Collected data entries:
---

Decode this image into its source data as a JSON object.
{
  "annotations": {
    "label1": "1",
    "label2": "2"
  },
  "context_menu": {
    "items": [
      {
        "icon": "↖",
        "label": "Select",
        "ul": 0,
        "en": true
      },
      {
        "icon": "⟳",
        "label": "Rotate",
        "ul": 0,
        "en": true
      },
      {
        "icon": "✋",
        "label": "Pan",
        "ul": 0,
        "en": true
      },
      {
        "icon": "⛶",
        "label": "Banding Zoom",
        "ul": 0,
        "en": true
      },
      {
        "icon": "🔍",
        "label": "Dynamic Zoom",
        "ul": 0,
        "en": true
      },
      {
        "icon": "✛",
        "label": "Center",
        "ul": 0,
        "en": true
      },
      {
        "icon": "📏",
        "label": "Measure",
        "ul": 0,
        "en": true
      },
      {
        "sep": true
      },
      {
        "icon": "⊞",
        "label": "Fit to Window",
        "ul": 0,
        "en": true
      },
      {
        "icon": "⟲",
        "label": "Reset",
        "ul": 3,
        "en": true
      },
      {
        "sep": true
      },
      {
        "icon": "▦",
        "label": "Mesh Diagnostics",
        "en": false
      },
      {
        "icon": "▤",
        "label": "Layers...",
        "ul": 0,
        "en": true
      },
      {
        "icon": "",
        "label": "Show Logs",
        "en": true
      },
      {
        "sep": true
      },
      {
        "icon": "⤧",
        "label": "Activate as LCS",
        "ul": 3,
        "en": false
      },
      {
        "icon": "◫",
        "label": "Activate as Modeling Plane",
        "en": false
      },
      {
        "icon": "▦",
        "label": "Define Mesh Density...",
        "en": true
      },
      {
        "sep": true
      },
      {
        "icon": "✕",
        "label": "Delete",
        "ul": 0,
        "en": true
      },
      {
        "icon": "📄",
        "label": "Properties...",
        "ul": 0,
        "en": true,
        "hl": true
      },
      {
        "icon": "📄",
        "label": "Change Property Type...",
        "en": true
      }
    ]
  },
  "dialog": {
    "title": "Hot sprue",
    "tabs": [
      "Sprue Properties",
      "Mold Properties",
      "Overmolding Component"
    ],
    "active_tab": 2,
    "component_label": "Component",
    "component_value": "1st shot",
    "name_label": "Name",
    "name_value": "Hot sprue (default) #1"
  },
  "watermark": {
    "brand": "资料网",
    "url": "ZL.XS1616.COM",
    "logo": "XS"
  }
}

---

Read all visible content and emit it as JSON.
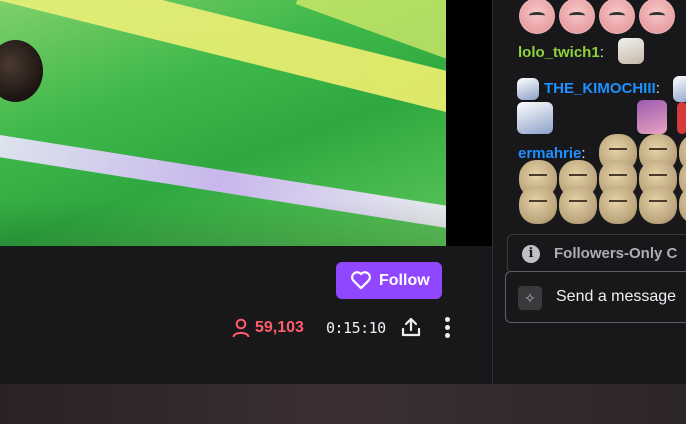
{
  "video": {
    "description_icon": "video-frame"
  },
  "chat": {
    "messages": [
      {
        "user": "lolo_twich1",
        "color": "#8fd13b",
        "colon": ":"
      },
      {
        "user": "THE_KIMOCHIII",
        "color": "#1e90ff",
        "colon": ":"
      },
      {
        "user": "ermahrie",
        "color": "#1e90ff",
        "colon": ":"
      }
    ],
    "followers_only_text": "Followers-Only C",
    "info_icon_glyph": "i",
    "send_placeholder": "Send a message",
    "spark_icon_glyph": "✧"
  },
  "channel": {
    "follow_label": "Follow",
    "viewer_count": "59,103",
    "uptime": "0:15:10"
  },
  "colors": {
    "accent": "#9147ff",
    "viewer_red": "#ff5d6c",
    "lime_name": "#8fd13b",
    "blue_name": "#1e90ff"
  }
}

---

### PROMPT
Each line that holds the word "Mesh" is to be copied.

### RESULT OF THE TASK
        "label": "Mesh Diagnostics",
        "label": "Define Mesh Density...",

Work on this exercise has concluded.